Exercise prompt: Rewrite every line of the material below as a numbered list, omitting any blank lines.

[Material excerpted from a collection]
----------------------------------------

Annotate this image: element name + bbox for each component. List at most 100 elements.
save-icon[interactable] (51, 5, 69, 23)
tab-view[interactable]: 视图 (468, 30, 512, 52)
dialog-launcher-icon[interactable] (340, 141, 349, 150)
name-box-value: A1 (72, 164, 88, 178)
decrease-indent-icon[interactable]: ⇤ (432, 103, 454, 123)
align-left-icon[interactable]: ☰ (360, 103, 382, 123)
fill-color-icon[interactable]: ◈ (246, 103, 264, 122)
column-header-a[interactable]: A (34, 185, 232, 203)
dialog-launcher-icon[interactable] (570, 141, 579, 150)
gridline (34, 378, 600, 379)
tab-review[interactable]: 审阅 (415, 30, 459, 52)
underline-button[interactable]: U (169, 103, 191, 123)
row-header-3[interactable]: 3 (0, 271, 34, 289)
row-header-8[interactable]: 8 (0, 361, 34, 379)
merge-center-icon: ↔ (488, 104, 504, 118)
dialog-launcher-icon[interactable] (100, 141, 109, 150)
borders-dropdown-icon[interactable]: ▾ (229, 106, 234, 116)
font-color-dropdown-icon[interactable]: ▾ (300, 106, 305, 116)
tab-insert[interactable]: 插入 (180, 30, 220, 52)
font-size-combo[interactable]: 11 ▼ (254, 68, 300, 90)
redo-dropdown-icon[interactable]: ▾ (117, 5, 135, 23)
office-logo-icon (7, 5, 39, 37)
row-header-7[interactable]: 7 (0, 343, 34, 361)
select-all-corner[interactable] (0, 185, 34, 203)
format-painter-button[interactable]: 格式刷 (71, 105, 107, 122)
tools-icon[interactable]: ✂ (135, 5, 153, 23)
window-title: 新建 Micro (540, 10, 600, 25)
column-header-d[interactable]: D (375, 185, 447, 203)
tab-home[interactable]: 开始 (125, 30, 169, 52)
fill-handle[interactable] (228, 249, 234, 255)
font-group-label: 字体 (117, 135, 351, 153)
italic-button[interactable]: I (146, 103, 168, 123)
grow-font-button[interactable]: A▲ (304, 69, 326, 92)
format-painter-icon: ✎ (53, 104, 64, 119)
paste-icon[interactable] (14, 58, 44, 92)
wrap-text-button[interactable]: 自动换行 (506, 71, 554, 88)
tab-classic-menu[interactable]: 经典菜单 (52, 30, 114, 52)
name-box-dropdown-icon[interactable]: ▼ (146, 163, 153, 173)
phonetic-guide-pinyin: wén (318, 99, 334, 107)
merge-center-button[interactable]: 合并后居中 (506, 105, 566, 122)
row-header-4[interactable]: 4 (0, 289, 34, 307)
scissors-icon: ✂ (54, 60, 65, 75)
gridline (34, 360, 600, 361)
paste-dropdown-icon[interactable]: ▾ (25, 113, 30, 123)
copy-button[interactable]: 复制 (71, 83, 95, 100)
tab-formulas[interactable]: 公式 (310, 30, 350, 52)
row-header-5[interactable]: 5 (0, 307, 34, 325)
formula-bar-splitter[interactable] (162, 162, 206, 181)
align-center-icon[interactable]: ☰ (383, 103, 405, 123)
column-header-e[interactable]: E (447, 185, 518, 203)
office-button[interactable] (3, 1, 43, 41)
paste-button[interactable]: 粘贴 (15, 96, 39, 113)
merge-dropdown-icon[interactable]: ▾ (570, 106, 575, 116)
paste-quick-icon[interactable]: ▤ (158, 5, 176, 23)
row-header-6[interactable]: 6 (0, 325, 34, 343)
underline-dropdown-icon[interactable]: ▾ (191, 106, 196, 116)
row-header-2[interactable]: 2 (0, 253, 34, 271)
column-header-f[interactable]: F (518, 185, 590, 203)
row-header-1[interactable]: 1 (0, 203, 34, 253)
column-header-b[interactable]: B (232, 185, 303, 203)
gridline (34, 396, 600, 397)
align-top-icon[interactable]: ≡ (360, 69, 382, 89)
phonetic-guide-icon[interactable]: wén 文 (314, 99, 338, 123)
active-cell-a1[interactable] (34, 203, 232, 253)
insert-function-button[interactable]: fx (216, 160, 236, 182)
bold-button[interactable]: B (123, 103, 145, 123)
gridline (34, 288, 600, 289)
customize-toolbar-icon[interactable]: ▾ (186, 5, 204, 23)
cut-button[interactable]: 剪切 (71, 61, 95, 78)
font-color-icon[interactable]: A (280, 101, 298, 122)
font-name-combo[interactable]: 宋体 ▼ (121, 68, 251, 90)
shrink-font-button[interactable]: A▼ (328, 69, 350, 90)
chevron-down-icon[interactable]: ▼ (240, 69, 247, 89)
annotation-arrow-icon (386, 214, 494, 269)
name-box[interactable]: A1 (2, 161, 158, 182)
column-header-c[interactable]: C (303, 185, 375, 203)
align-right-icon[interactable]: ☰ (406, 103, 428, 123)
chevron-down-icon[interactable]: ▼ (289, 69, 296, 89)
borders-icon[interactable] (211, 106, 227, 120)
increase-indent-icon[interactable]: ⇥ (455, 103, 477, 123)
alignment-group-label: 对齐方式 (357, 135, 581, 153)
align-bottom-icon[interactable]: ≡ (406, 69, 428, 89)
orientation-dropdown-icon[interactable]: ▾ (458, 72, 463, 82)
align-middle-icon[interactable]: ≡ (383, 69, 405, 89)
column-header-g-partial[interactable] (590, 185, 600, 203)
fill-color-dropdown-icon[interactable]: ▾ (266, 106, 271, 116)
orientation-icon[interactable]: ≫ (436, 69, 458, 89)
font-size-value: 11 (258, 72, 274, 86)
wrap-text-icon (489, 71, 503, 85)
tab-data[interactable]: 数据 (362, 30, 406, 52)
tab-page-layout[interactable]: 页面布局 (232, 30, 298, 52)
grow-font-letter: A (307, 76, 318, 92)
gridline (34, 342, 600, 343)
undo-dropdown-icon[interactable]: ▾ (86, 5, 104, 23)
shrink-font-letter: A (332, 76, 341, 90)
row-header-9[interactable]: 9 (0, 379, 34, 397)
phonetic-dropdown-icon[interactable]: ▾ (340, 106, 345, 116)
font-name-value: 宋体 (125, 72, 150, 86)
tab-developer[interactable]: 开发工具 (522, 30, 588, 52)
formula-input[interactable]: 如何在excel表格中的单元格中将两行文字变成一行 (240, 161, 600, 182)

----------------------------------------

Exercise result:
1. Annotate this image: element name + bbox for each component. List at most 100 elements.
2. save-icon[interactable] (51, 5, 69, 23)
3. tab-view[interactable]: 视图 (468, 30, 512, 52)
4. dialog-launcher-icon[interactable] (340, 141, 349, 150)
5. name-box-value: A1 (72, 164, 88, 178)
6. decrease-indent-icon[interactable]: ⇤ (432, 103, 454, 123)
7. align-left-icon[interactable]: ☰ (360, 103, 382, 123)
8. fill-color-icon[interactable]: ◈ (246, 103, 264, 122)
9. column-header-a[interactable]: A (34, 185, 232, 203)
10. dialog-launcher-icon[interactable] (570, 141, 579, 150)
11. gridline (34, 378, 600, 379)
12. tab-review[interactable]: 审阅 (415, 30, 459, 52)
13. underline-button[interactable]: U (169, 103, 191, 123)
14. row-header-3[interactable]: 3 (0, 271, 34, 289)
15. row-header-8[interactable]: 8 (0, 361, 34, 379)
16. merge-center-icon: ↔ (488, 104, 504, 118)
17. dialog-launcher-icon[interactable] (100, 141, 109, 150)
18. borders-dropdown-icon[interactable]: ▾ (229, 106, 234, 116)
19. font-color-dropdown-icon[interactable]: ▾ (300, 106, 305, 116)
20. tab-insert[interactable]: 插入 (180, 30, 220, 52)
21. font-size-combo[interactable]: 11 ▼ (254, 68, 300, 90)
22. redo-dropdown-icon[interactable]: ▾ (117, 5, 135, 23)
23. office-logo-icon (7, 5, 39, 37)
24. row-header-7[interactable]: 7 (0, 343, 34, 361)
25. select-all-corner[interactable] (0, 185, 34, 203)
26. format-painter-button[interactable]: 格式刷 (71, 105, 107, 122)
27. tools-icon[interactable]: ✂ (135, 5, 153, 23)
28. window-title: 新建 Micro (540, 10, 600, 25)
29. column-header-d[interactable]: D (375, 185, 447, 203)
30. tab-home[interactable]: 开始 (125, 30, 169, 52)
31. fill-handle[interactable] (228, 249, 234, 255)
32. font-group-label: 字体 (117, 135, 351, 153)
33. italic-button[interactable]: I (146, 103, 168, 123)
34. grow-font-button[interactable]: A▲ (304, 69, 326, 92)
35. format-painter-icon: ✎ (53, 104, 64, 119)
36. paste-icon[interactable] (14, 58, 44, 92)
37. wrap-text-button[interactable]: 自动换行 (506, 71, 554, 88)
38. tab-classic-menu[interactable]: 经典菜单 (52, 30, 114, 52)
39. name-box-dropdown-icon[interactable]: ▼ (146, 163, 153, 173)
40. phonetic-guide-pinyin: wén (318, 99, 334, 107)
41. merge-center-button[interactable]: 合并后居中 (506, 105, 566, 122)
42. row-header-4[interactable]: 4 (0, 289, 34, 307)
43. scissors-icon: ✂ (54, 60, 65, 75)
44. gridline (34, 360, 600, 361)
45. paste-dropdown-icon[interactable]: ▾ (25, 113, 30, 123)
46. copy-button[interactable]: 复制 (71, 83, 95, 100)
47. tab-formulas[interactable]: 公式 (310, 30, 350, 52)
48. row-header-5[interactable]: 5 (0, 307, 34, 325)
49. formula-bar-splitter[interactable] (162, 162, 206, 181)
50. align-center-icon[interactable]: ☰ (383, 103, 405, 123)
51. column-header-e[interactable]: E (447, 185, 518, 203)
52. office-button[interactable] (3, 1, 43, 41)
53. paste-button[interactable]: 粘贴 (15, 96, 39, 113)
54. merge-dropdown-icon[interactable]: ▾ (570, 106, 575, 116)
55. paste-quick-icon[interactable]: ▤ (158, 5, 176, 23)
56. row-header-6[interactable]: 6 (0, 325, 34, 343)
57. underline-dropdown-icon[interactable]: ▾ (191, 106, 196, 116)
58. row-header-2[interactable]: 2 (0, 253, 34, 271)
59. column-header-f[interactable]: F (518, 185, 590, 203)
60. row-header-1[interactable]: 1 (0, 203, 34, 253)
61. column-header-b[interactable]: B (232, 185, 303, 203)
62. gridline (34, 396, 600, 397)
63. align-top-icon[interactable]: ≡ (360, 69, 382, 89)
64. phonetic-guide-icon[interactable]: wén 文 (314, 99, 338, 123)
65. active-cell-a1[interactable] (34, 203, 232, 253)
66. insert-function-button[interactable]: fx (216, 160, 236, 182)
67. bold-button[interactable]: B (123, 103, 145, 123)
68. gridline (34, 288, 600, 289)
69. customize-toolbar-icon[interactable]: ▾ (186, 5, 204, 23)
70. cut-button[interactable]: 剪切 (71, 61, 95, 78)
71. font-color-icon[interactable]: A (280, 101, 298, 122)
72. font-name-combo[interactable]: 宋体 ▼ (121, 68, 251, 90)
73. shrink-font-button[interactable]: A▼ (328, 69, 350, 90)
74. chevron-down-icon[interactable]: ▼ (240, 69, 247, 89)
75. annotation-arrow-icon (386, 214, 494, 269)
76. name-box[interactable]: A1 (2, 161, 158, 182)
77. column-header-c[interactable]: C (303, 185, 375, 203)
78. align-right-icon[interactable]: ☰ (406, 103, 428, 123)
79. chevron-down-icon[interactable]: ▼ (289, 69, 296, 89)
80. borders-icon[interactable] (211, 106, 227, 120)
81. increase-indent-icon[interactable]: ⇥ (455, 103, 477, 123)
82. alignment-group-label: 对齐方式 (357, 135, 581, 153)
83. align-bottom-icon[interactable]: ≡ (406, 69, 428, 89)
84. orientation-dropdown-icon[interactable]: ▾ (458, 72, 463, 82)
85. align-middle-icon[interactable]: ≡ (383, 69, 405, 89)
86. column-header-g-partial[interactable] (590, 185, 600, 203)
87. fill-color-dropdown-icon[interactable]: ▾ (266, 106, 271, 116)
88. orientation-icon[interactable]: ≫ (436, 69, 458, 89)
89. font-size-value: 11 (258, 72, 274, 86)
90. wrap-text-icon (489, 71, 503, 85)
91. tab-data[interactable]: 数据 (362, 30, 406, 52)
92. tab-page-layout[interactable]: 页面布局 (232, 30, 298, 52)
93. grow-font-letter: A (307, 76, 318, 92)
94. gridline (34, 342, 600, 343)
95. undo-dropdown-icon[interactable]: ▾ (86, 5, 104, 23)
96. shrink-font-letter: A (332, 76, 341, 90)
97. row-header-9[interactable]: 9 (0, 379, 34, 397)
98. phonetic-dropdown-icon[interactable]: ▾ (340, 106, 345, 116)
99. font-name-value: 宋体 (125, 72, 150, 86)
100. tab-developer[interactable]: 开发工具 (522, 30, 588, 52)
101. formula-input[interactable]: 如何在excel表格中的单元格中将两行文字变成一行 (240, 161, 600, 182)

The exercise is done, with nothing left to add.